* Start Records shown *

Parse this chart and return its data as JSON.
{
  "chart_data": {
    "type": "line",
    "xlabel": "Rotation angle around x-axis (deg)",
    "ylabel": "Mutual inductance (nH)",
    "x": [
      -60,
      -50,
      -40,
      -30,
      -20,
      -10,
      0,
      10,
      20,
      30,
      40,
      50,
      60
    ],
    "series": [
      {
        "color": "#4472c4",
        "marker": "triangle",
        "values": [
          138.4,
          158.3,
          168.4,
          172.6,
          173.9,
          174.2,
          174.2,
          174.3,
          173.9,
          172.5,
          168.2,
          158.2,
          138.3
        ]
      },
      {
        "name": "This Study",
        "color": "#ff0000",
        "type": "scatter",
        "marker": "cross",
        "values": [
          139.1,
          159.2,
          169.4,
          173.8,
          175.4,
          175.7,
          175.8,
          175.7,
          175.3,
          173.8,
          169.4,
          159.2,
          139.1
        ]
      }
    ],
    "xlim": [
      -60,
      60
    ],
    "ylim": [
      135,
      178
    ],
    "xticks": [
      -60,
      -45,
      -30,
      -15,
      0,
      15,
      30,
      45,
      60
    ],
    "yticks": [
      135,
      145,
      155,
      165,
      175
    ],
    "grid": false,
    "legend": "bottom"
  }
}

* End Records shown *

Return all of the data word for word.

Parse this chart and return its data as JSON.
{
  "chart_data": {
    "type": "line",
    "xlabel": "Rotation angle around x-axis (deg)",
    "ylabel": "Mutual inductance (nH)",
    "x": [
      -60,
      -50,
      -40,
      -30,
      -20,
      -10,
      0,
      10,
      20,
      30,
      40,
      50,
      60
    ],
    "series": [
      {
        "color": "#4472c4",
        "marker": "triangle",
        "values": [
          138.4,
          158.3,
          168.4,
          172.6,
          173.9,
          174.2,
          174.2,
          174.3,
          173.9,
          172.5,
          168.2,
          158.2,
          138.3
        ]
      },
      {
        "name": "This Study",
        "color": "#ff0000",
        "type": "scatter",
        "marker": "cross",
        "values": [
          139.1,
          159.2,
          169.4,
          173.8,
          175.4,
          175.7,
          175.8,
          175.7,
          175.3,
          173.8,
          169.4,
          159.2,
          139.1
        ]
      }
    ],
    "xlim": [
      -60,
      60
    ],
    "ylim": [
      135,
      178
    ],
    "xticks": [
      -60,
      -45,
      -30,
      -15,
      0,
      15,
      30,
      45,
      60
    ],
    "yticks": [
      135,
      145,
      155,
      165,
      175
    ],
    "grid": false,
    "legend": "bottom"
  }
}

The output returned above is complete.